**WHAT NEEDS TO BE DONE:**
Quote all of the data that follows exactly as written, skipping the images.

**Items listed in a dataset:**

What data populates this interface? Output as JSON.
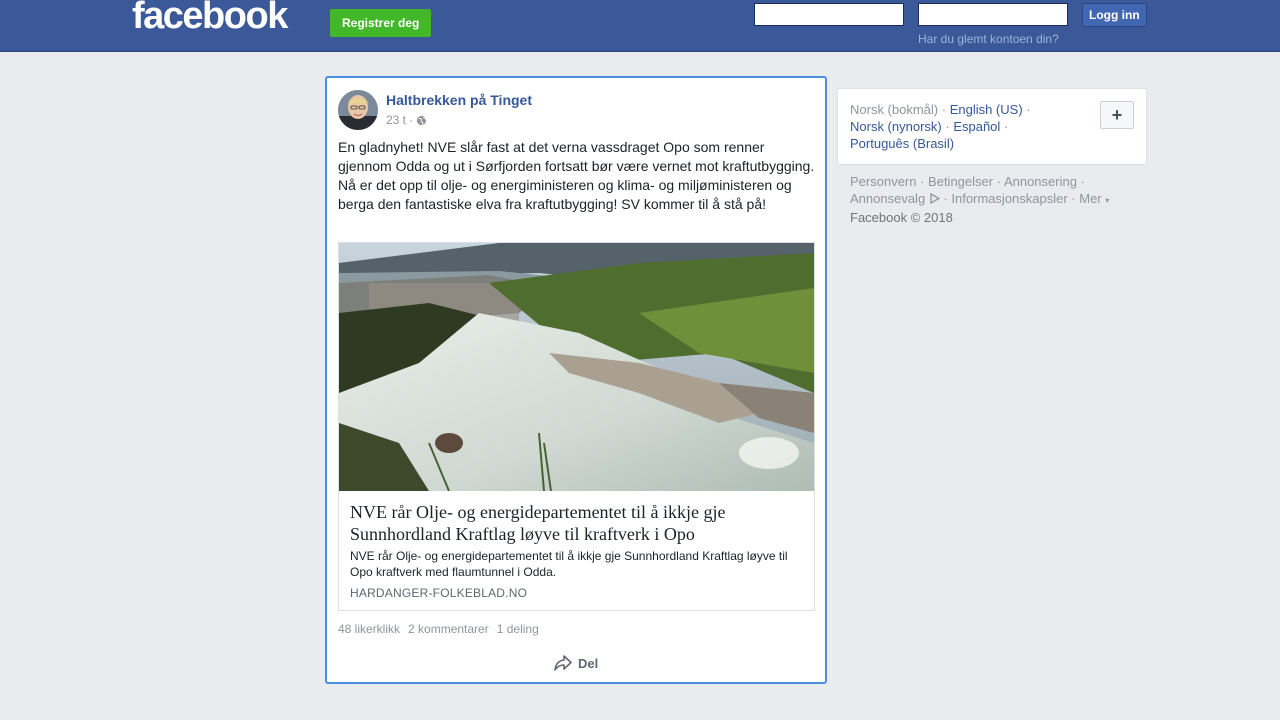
{
  "header": {
    "logo": "facebook",
    "register_label": "Registrer deg",
    "login_label": "Logg inn",
    "forgot_label": "Har du glemt kontoen din?",
    "email_value": "",
    "password_value": ""
  },
  "post": {
    "author": "Haltbrekken på Tinget",
    "time": "23 t",
    "separator": "·",
    "text": "En gladnyhet! NVE slår fast at det verna vassdraget Opo som renner gjennom Odda og ut i Sørfjorden fortsatt bør være vernet mot kraftutbygging. Nå er det opp til olje- og energiministeren og klima- og miljøministeren og berga den fantastiske elva fra kraftutbygging! SV kommer til å stå på!",
    "link": {
      "title": "NVE rår Olje- og energidepartementet til å ikkje gje Sunnhordland Kraftlag løyve til kraftverk i Opo",
      "description": "NVE rår Olje- og energidepartementet til å ikkje gje Sunnhordland Kraftlag løyve til Opo kraftverk med flaumtunnel i Odda.",
      "domain": "HARDANGER-FOLKEBLAD.NO"
    },
    "stats": {
      "likes": "48 likerklikk",
      "comments": "2 kommentarer",
      "shares": "1 deling"
    },
    "share_label": "Del"
  },
  "languages": {
    "current": "Norsk (bokmål)",
    "others": [
      "English (US)",
      "Norsk (nynorsk)",
      "Español",
      "Português (Brasil)"
    ],
    "more_label": "+"
  },
  "footer": {
    "links": [
      "Personvern",
      "Betingelser",
      "Annonsering",
      "Annonsevalg",
      "Informasjonskapsler",
      "Mer"
    ],
    "copyright": "Facebook © 2018"
  },
  "colors": {
    "brand_blue": "#3b5998",
    "register_green": "#42b72a",
    "link_blue": "#365899",
    "focus_border": "#4a90e2"
  }
}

**SOLUTION TO THIS TASK:**
What data populates this interface? Output as JSON.
{
  "header": {
    "logo": "facebook",
    "register_label": "Registrer deg",
    "login_label": "Logg inn",
    "forgot_label": "Har du glemt kontoen din?",
    "email_value": "",
    "password_value": ""
  },
  "post": {
    "author": "Haltbrekken på Tinget",
    "time": "23 t",
    "separator": "·",
    "text": "En gladnyhet! NVE slår fast at det verna vassdraget Opo som renner gjennom Odda og ut i Sørfjorden fortsatt bør være vernet mot kraftutbygging. Nå er det opp til olje- og energiministeren og klima- og miljøministeren og berga den fantastiske elva fra kraftutbygging! SV kommer til å stå på!",
    "link": {
      "title": "NVE rår Olje- og energidepartementet til å ikkje gje Sunnhordland Kraftlag løyve til kraftverk i Opo",
      "description": "NVE rår Olje- og energidepartementet til å ikkje gje Sunnhordland Kraftlag løyve til Opo kraftverk med flaumtunnel i Odda.",
      "domain": "HARDANGER-FOLKEBLAD.NO"
    },
    "stats": {
      "likes": "48 likerklikk",
      "comments": "2 kommentarer",
      "shares": "1 deling"
    },
    "share_label": "Del"
  },
  "languages": {
    "current": "Norsk (bokmål)",
    "others": [
      "English (US)",
      "Norsk (nynorsk)",
      "Español",
      "Português (Brasil)"
    ],
    "more_label": "+"
  },
  "footer": {
    "links": [
      "Personvern",
      "Betingelser",
      "Annonsering",
      "Annonsevalg",
      "Informasjonskapsler",
      "Mer"
    ],
    "copyright": "Facebook © 2018"
  },
  "colors": {
    "brand_blue": "#3b5998",
    "register_green": "#42b72a",
    "link_blue": "#365899",
    "focus_border": "#4a90e2"
  }
}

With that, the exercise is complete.